[Directions for this task] Repeat each record below exactly, dropping the pictures.

[The data]
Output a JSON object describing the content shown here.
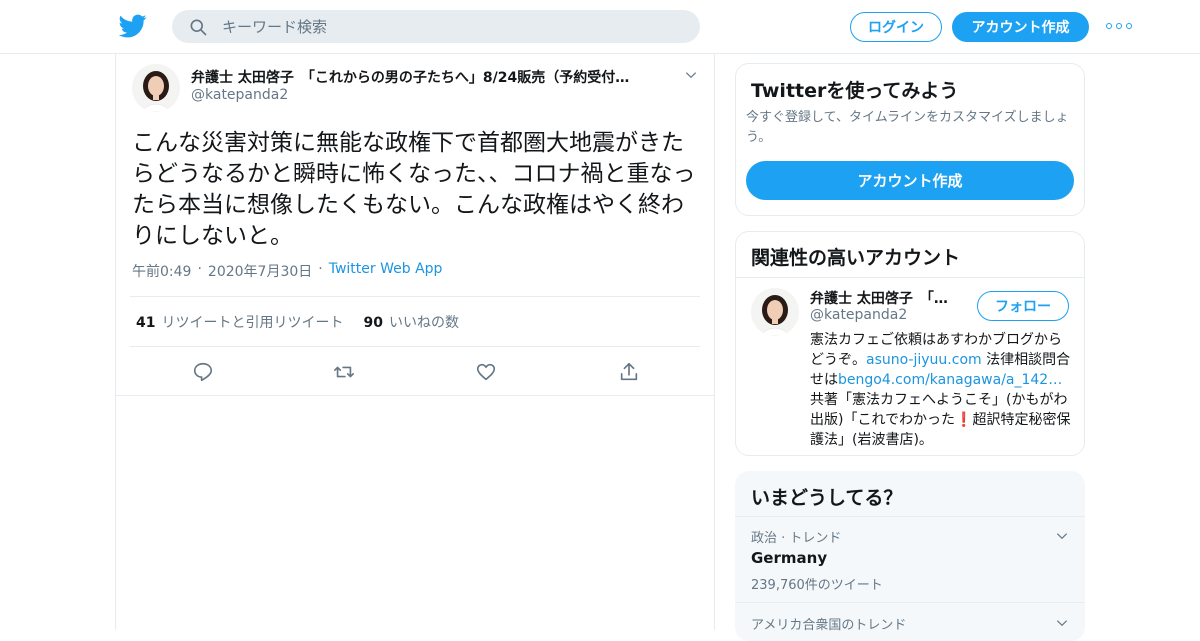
{
  "header": {
    "search_placeholder": "キーワード検索",
    "login_label": "ログイン",
    "signup_label": "アカウント作成",
    "icons": [
      "twitter-bird-icon",
      "search-icon",
      "more-icon"
    ]
  },
  "tweet": {
    "author_name": "弁護士 太田啓子　「これからの男の子たちへ」8/24販売（予約受付…",
    "handle": "@katepanda2",
    "text": "こんな災害対策に無能な政権下で首都圏大地震がきたらどうなるかと瞬時に怖くなった、、コロナ禍と重なったら本当に想像したくもない。こんな政権はやく終わりにしないと。",
    "time": "午前0:49",
    "dot1": "·",
    "date": "2020年7月30日",
    "dot2": "·",
    "source": "Twitter Web App",
    "retweets_count": "41",
    "retweets_label": "リツイートと引用リツイート",
    "likes_count": "90",
    "likes_label": "いいねの数",
    "actions": [
      "reply-icon",
      "retweet-icon",
      "like-icon",
      "share-icon"
    ]
  },
  "signup_card": {
    "title": "Twitterを使ってみよう",
    "subtitle": "今すぐ登録して、タイムラインをカスタマイズしましょう。",
    "button": "アカウント作成"
  },
  "related": {
    "title": "関連性の高いアカウント",
    "name": "弁護士 太田啓子　「…",
    "handle": "@katepanda2",
    "follow": "フォロー",
    "bio_1": "憲法カフェご依頼はあすわかブログからどうぞ。",
    "bio_link1": "asuno-jiyuu.com",
    "bio_2": " 法律相談問合せは",
    "bio_link2": "bengo4.com/kanagawa/a_142…",
    "bio_3": " 共著「憲法カフェへようこそ」(かもがわ出版)「これでわかった",
    "bio_excl": "❗",
    "bio_4": "超訳特定秘密保護法」(岩波書店)。"
  },
  "trends": {
    "title": "いまどうしてる？",
    "items": [
      {
        "context": "政治 · トレンド",
        "topic": "Germany",
        "count": "239,760件のツイート"
      },
      {
        "context": "アメリカ合衆国のトレンド",
        "topic": "",
        "count": ""
      }
    ]
  },
  "colors": {
    "accent": "#1da1f2",
    "link": "#1b95e0",
    "muted": "#657786",
    "border": "#e6ecf0"
  }
}
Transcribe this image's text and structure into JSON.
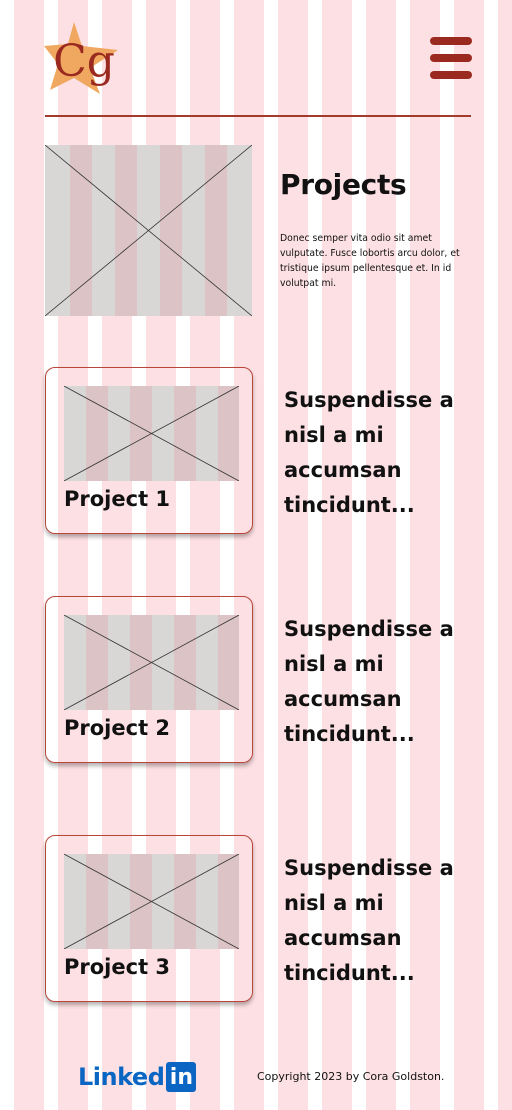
{
  "header": {
    "logo_text": "Cg",
    "menu_icon": "hamburger-menu-icon"
  },
  "intro": {
    "title": "Projects",
    "description": "Donec semper vita odio sit amet vulputate. Fusce lobortis arcu dolor, et tristique ipsum pellentesque et. In id volutpat mi."
  },
  "projects": [
    {
      "label": "Project 1",
      "summary": "Suspendisse a nisl a mi accumsan tincidunt..."
    },
    {
      "label": "Project 2",
      "summary": "Suspendisse a nisl a mi accumsan tincidunt..."
    },
    {
      "label": "Project 3",
      "summary": "Suspendisse a nisl a mi accumsan tincidunt..."
    }
  ],
  "footer": {
    "linkedin_word": "Linked",
    "linkedin_box": "in",
    "copyright": "Copyright 2023 by Cora Goldston."
  },
  "colors": {
    "accent": "#9a2a1f",
    "stripe": "#fde0e3",
    "linkedin": "#0a66c2",
    "logo_star": "#f0a860"
  }
}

[Reply to the task]
Output a JSON object describing the content shown here.
{
  "header": {
    "search_placeholder": "キーワード検索",
    "login_label": "ログイン",
    "signup_label": "アカウント作成",
    "icons": [
      "twitter-bird-icon",
      "search-icon",
      "more-icon"
    ]
  },
  "tweet": {
    "author_name": "弁護士 太田啓子　「これからの男の子たちへ」8/24販売（予約受付…",
    "handle": "@katepanda2",
    "text": "こんな災害対策に無能な政権下で首都圏大地震がきたらどうなるかと瞬時に怖くなった、、コロナ禍と重なったら本当に想像したくもない。こんな政権はやく終わりにしないと。",
    "time": "午前0:49",
    "dot1": "·",
    "date": "2020年7月30日",
    "dot2": "·",
    "source": "Twitter Web App",
    "retweets_count": "41",
    "retweets_label": "リツイートと引用リツイート",
    "likes_count": "90",
    "likes_label": "いいねの数",
    "actions": [
      "reply-icon",
      "retweet-icon",
      "like-icon",
      "share-icon"
    ]
  },
  "signup_card": {
    "title": "Twitterを使ってみよう",
    "subtitle": "今すぐ登録して、タイムラインをカスタマイズしましょう。",
    "button": "アカウント作成"
  },
  "related": {
    "title": "関連性の高いアカウント",
    "name": "弁護士 太田啓子　「…",
    "handle": "@katepanda2",
    "follow": "フォロー",
    "bio_1": "憲法カフェご依頼はあすわかブログからどうぞ。",
    "bio_link1": "asuno-jiyuu.com",
    "bio_2": " 法律相談問合せは",
    "bio_link2": "bengo4.com/kanagawa/a_142…",
    "bio_3": " 共著「憲法カフェへようこそ」(かもがわ出版)「これでわかった",
    "bio_excl": "❗",
    "bio_4": "超訳特定秘密保護法」(岩波書店)。"
  },
  "trends": {
    "title": "いまどうしてる？",
    "items": [
      {
        "context": "政治 · トレンド",
        "topic": "Germany",
        "count": "239,760件のツイート"
      },
      {
        "context": "アメリカ合衆国のトレンド",
        "topic": "",
        "count": ""
      }
    ]
  },
  "colors": {
    "accent": "#1da1f2",
    "link": "#1b95e0",
    "muted": "#657786",
    "border": "#e6ecf0"
  }
}
Transcribe this image's text and structure into JSON.
{
  "header": {
    "logo_text": "Cg",
    "menu_icon": "hamburger-menu-icon"
  },
  "intro": {
    "title": "Projects",
    "description": "Donec semper vita odio sit amet vulputate. Fusce lobortis arcu dolor, et tristique ipsum pellentesque et. In id volutpat mi."
  },
  "projects": [
    {
      "label": "Project 1",
      "summary": "Suspendisse a nisl a mi accumsan tincidunt..."
    },
    {
      "label": "Project 2",
      "summary": "Suspendisse a nisl a mi accumsan tincidunt..."
    },
    {
      "label": "Project 3",
      "summary": "Suspendisse a nisl a mi accumsan tincidunt..."
    }
  ],
  "footer": {
    "linkedin_word": "Linked",
    "linkedin_box": "in",
    "copyright": "Copyright 2023 by Cora Goldston."
  },
  "colors": {
    "accent": "#9a2a1f",
    "stripe": "#fde0e3",
    "linkedin": "#0a66c2",
    "logo_star": "#f0a860"
  }
}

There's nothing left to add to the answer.